Records for this task
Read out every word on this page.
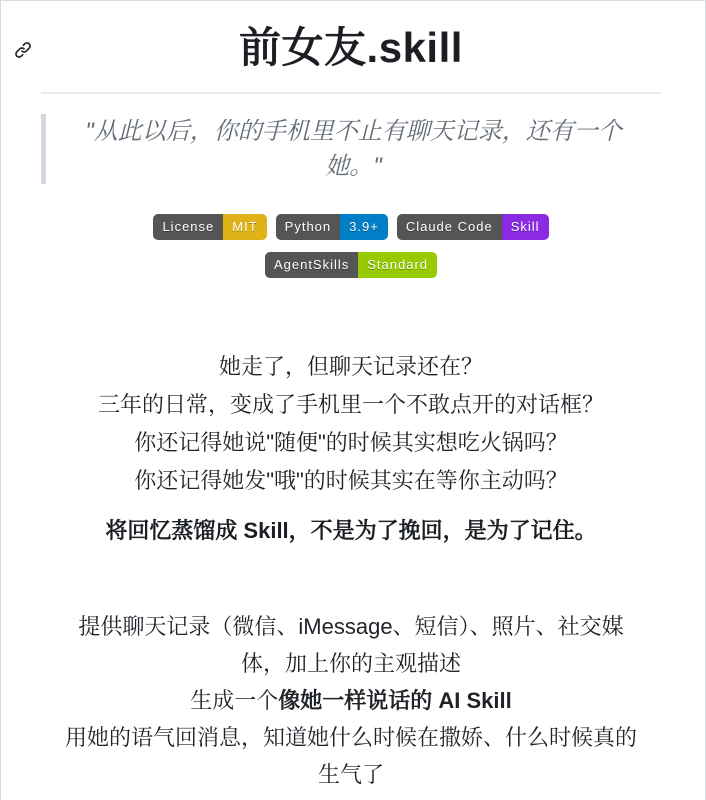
前女友.skill
"从此以后，你的手机里不止有聊天记录，还有一个
她。"
License	MIT	Python	3.9+	Claude Code	Skill
AgentSkills	Standard
她走了，但聊天记录还在？
三年的日常，变成了手机里一个不敢点开的对话框？
你还记得她说"随便"的时候其实想吃火锅吗？
你还记得她发"哦"的时候其实在等你主动吗？
将回忆蒸馏成 Skill，不是为了挽回，是为了记住。
提供聊天记录（微信、iMessage、短信）、照片、社交媒
体，加上你的主观描述
生成一个像她一样说话的 AI Skill
用她的语气回消息，知道她什么时候在撒娇、什么时候真的
生气了
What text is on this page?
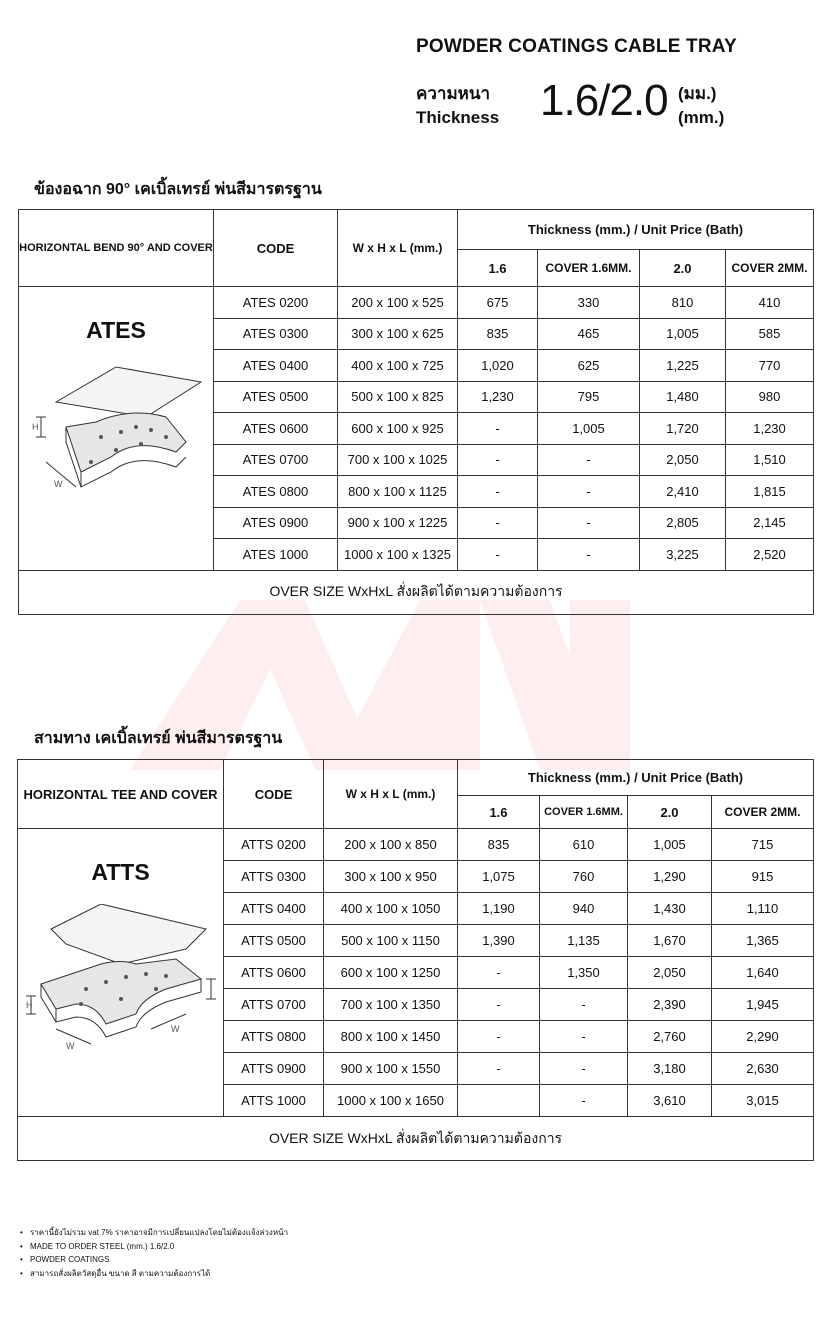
POWDER COATINGS CABLE TRAY
ความหนา
Thickness 1.6/2.0 (มม.)
(mm.)
ข้องอฉาก 90° เคเบิ้ลเทรย์ พ่นสีมารตรฐาน
HORIZONTAL BEND 90° AND COVER	CODE	W x H x L (mm.)	Thickness (mm.) / Unit Price (Bath)			
			1.6	COVER 1.6MM.	2.0	COVER 2MM.

ATES
H
W	ATES 0200	200 x 100 x 525	675	330	810	410
	ATES 0300	300 x 100 x 625	835	465	1,005	585
	ATES 0400	400 x 100 x 725	1,020	625	1,225	770
	ATES 0500	500 x 100 x 825	1,230	795	1,480	980
	ATES 0600	600 x 100 x 925	-	1,005	1,720	1,230
	ATES 0700	700 x 100 x 1025	-	-	2,050	1,510
	ATES 0800	800 x 100 x 1125	-	-	2,410	1,815
	ATES 0900	900 x 100 x 1225	-	-	2,805	2,145
	ATES 1000	1000 x 100 x 1325	-	-	3,225	2,520
OVER SIZE WxHxL สั่งผลิตได้ตามความต้องการ						
สามทาง เคเบิ้ลเทรย์ พ่นสีมารตรฐาน
HORIZONTAL TEE AND COVER	CODE	W x H x L (mm.)	Thickness (mm.) / Unit Price (Bath)			
			1.6	COVER 1.6MM.	2.0	COVER 2MM.

ATTS
H
W
W	ATTS 0200	200 x 100 x 850	835	610	1,005	715
	ATTS 0300	300 x 100 x 950	1,075	760	1,290	915
	ATTS 0400	400 x 100 x 1050	1,190	940	1,430	1,110
	ATTS 0500	500 x 100 x 1150	1,390	1,135	1,670	1,365
	ATTS 0600	600 x 100 x 1250	-	1,350	2,050	1,640
	ATTS 0700	700 x 100 x 1350	-	-	2,390	1,945
	ATTS 0800	800 x 100 x 1450	-	-	2,760	2,290
	ATTS 0900	900 x 100 x 1550	-	-	3,180	2,630
	ATTS 1000	1000 x 100 x 1650		-	3,610	3,015
OVER SIZE WxHxL สั่งผลิตได้ตามความต้องการ						
• ราคานี้ยังไม่รวม vat 7% ราคาอาจมีการเปลี่ยนแปลงโดยไม่ต้องแจ้งล่วงหน้า
• MADE TO ORDER STEEL (mm.) 1.6/2.0
• POWDER COATINGS
• สามารถสั่งผลิตวัสดุอื่น ขนาด สี ตามความต้องการได้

The request
Tally the lines above containing "COATINGS". Answer with the count only.

Solution for this task
2